# START OF Dataset

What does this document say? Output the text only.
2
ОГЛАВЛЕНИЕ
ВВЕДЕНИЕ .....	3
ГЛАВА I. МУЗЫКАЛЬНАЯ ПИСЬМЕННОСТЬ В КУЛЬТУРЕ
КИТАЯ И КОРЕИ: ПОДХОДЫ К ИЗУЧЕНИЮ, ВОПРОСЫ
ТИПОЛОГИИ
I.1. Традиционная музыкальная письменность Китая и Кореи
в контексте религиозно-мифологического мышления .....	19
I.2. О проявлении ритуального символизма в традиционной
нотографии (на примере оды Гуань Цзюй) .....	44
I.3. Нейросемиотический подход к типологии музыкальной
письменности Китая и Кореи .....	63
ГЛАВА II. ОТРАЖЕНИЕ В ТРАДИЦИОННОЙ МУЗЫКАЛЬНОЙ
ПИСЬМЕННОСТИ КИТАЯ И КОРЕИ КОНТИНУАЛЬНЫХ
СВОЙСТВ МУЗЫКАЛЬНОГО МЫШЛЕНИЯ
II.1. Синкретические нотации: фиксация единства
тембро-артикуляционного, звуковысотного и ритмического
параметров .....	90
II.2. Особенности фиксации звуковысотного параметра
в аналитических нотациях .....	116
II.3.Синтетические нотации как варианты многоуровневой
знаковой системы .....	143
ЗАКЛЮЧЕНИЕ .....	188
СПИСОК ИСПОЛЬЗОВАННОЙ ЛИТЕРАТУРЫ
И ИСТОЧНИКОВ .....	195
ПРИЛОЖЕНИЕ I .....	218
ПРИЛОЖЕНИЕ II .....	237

# END OF Dataset

Aim of the exercise
Pick each line holding the word "нотации" out of the listing.

Answer to the task
II.1. Синкретические нотации: фиксация единства
II.3.Синтетические нотации как варианты многоуровневой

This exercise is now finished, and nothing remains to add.